● **TASK DESCRIPTION**:
Locate the lines that hold the string "title". Copy every such line.

= = = = = = =

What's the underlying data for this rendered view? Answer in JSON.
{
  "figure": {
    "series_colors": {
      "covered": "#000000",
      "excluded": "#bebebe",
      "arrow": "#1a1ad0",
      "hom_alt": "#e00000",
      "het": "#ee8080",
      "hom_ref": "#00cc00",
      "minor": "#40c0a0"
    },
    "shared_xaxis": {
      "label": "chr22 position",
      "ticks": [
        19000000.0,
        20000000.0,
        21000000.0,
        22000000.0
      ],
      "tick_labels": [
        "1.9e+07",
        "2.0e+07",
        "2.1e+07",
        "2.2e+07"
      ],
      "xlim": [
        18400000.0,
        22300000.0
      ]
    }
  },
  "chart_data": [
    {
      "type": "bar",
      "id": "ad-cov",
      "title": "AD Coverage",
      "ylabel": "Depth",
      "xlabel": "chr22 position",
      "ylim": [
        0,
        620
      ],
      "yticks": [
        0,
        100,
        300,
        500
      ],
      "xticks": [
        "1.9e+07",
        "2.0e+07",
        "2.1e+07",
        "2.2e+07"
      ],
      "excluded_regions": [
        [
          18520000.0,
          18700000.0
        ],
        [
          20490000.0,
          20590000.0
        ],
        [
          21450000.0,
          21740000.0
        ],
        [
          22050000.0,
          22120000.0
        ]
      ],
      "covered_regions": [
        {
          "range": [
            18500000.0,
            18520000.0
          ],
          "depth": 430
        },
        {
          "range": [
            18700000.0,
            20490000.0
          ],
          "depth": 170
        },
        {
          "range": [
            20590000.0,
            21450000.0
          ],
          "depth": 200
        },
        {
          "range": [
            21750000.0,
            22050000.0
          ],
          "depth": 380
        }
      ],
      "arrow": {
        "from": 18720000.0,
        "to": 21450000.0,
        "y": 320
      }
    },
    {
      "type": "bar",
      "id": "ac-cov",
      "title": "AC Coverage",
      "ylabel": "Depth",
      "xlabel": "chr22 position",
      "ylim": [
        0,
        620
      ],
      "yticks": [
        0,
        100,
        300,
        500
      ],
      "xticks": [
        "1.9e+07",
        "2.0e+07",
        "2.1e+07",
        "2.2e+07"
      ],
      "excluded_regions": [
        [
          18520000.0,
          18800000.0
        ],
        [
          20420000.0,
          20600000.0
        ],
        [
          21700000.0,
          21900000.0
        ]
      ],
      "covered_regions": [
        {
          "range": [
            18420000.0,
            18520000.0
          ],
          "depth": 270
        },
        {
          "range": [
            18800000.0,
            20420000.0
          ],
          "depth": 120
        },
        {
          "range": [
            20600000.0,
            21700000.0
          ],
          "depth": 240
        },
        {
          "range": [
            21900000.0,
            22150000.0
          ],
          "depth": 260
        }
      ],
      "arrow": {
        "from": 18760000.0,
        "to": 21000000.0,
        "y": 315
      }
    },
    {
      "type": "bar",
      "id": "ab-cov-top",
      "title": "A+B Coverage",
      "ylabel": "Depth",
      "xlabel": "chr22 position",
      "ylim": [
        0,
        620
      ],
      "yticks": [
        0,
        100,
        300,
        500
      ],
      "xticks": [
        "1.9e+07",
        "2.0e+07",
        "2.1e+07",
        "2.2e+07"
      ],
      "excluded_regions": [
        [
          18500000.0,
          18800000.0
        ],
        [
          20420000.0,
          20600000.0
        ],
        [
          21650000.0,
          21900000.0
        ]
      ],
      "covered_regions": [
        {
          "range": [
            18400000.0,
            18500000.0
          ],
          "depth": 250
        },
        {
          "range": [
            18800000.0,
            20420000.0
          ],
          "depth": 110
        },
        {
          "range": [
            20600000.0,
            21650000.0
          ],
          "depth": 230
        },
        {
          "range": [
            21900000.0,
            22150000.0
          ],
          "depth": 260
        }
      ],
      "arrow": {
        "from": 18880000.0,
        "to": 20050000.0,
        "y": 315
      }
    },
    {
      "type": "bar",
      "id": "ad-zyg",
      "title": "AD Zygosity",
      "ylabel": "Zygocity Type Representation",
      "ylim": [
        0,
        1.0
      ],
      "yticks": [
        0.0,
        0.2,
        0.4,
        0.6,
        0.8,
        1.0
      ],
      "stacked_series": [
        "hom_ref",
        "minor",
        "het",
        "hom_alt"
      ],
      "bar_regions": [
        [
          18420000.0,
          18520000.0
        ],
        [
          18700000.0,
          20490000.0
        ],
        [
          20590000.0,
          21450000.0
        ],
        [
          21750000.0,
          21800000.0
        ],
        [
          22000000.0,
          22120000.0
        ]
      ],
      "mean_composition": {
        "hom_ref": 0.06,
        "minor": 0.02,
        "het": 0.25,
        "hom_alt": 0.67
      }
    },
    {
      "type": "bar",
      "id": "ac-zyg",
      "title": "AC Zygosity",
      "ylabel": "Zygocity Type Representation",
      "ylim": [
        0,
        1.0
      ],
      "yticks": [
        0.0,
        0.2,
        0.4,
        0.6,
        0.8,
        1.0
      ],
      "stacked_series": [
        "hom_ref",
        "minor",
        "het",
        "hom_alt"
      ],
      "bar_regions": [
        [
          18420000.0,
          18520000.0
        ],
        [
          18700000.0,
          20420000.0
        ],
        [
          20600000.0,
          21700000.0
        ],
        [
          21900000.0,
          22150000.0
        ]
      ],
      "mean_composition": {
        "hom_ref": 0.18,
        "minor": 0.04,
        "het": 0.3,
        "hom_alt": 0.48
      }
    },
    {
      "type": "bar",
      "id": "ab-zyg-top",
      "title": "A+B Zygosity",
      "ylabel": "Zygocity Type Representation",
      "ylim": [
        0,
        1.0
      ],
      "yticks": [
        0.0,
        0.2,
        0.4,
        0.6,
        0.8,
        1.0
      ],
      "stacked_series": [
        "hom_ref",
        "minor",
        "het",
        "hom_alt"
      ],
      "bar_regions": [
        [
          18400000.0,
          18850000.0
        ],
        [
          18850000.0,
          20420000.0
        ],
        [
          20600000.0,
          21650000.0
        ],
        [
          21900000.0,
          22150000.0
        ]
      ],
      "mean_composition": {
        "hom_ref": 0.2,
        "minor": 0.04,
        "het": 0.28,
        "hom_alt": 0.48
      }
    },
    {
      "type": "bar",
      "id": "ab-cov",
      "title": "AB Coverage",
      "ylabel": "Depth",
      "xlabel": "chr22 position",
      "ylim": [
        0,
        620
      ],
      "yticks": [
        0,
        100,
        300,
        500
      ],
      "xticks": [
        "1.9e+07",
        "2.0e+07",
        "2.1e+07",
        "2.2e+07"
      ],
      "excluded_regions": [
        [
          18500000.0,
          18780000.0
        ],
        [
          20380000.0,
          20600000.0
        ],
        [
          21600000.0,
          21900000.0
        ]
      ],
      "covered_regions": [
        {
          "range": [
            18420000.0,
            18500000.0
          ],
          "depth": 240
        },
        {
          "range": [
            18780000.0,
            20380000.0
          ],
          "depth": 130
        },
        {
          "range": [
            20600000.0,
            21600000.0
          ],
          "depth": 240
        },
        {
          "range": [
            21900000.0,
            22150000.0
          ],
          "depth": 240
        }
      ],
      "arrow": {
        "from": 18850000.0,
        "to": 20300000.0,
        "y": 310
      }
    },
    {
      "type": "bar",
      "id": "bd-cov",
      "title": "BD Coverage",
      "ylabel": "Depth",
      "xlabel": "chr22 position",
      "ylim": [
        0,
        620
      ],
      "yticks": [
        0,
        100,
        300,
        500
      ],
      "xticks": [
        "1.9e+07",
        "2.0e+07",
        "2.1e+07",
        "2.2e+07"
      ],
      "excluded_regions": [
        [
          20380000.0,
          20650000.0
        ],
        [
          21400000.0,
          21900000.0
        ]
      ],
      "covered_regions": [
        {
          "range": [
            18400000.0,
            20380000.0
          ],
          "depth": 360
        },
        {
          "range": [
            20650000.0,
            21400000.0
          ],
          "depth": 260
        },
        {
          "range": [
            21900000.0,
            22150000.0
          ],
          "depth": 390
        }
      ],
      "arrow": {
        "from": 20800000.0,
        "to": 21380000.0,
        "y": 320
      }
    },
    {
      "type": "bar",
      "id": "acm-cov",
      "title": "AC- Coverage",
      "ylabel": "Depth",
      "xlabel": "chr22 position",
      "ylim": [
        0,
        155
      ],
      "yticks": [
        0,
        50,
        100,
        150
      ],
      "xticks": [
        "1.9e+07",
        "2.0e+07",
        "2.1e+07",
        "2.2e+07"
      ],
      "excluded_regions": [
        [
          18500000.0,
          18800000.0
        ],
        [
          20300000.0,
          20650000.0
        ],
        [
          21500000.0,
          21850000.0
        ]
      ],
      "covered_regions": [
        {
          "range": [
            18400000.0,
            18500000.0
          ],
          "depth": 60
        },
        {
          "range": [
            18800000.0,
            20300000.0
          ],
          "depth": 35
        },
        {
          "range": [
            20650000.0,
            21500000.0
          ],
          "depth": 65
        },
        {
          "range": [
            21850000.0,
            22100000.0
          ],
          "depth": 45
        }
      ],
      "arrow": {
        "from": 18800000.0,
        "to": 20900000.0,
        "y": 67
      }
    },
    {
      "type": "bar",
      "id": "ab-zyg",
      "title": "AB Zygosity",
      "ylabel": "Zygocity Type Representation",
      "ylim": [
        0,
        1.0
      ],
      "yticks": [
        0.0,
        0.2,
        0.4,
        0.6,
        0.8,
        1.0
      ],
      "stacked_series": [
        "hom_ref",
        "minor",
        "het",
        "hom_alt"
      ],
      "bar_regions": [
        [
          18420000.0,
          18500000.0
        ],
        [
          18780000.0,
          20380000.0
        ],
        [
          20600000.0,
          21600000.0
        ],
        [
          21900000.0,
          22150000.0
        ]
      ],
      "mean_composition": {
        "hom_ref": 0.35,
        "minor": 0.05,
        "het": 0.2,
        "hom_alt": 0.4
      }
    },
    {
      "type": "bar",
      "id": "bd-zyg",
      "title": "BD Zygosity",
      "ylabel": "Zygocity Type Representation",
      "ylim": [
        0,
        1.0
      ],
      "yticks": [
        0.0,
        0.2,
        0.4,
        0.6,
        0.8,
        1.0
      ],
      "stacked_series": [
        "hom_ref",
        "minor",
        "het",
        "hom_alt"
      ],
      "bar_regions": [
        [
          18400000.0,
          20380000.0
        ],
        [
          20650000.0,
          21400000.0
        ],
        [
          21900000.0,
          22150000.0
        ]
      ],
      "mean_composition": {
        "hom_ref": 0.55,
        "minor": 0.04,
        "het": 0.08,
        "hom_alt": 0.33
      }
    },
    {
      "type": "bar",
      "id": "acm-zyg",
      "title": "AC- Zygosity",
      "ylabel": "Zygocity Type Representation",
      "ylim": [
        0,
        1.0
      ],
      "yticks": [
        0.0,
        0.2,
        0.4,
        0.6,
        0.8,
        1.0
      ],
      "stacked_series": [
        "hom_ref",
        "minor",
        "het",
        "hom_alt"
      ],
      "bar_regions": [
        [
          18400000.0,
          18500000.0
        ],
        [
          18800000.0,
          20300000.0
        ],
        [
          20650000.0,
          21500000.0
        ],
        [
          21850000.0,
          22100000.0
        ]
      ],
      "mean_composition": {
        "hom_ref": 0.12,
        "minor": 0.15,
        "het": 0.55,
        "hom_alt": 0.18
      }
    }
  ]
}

= = = = = = =

● **ANSWER FOR THIS EXERCISE**:
      "title": "AD Coverage",
      "title": "AC Coverage",
      "title": "A+B Coverage",
      "title": "AD Zygosity",
      "title": "AC Zygosity",
      "title": "A+B Zygosity",
      "title": "AB Coverage",
      "title": "BD Coverage",
      "title": "AC- Coverage",
      "title": "AB Zygosity",
      "title": "BD Zygosity",
      "title": "AC- Zygosity",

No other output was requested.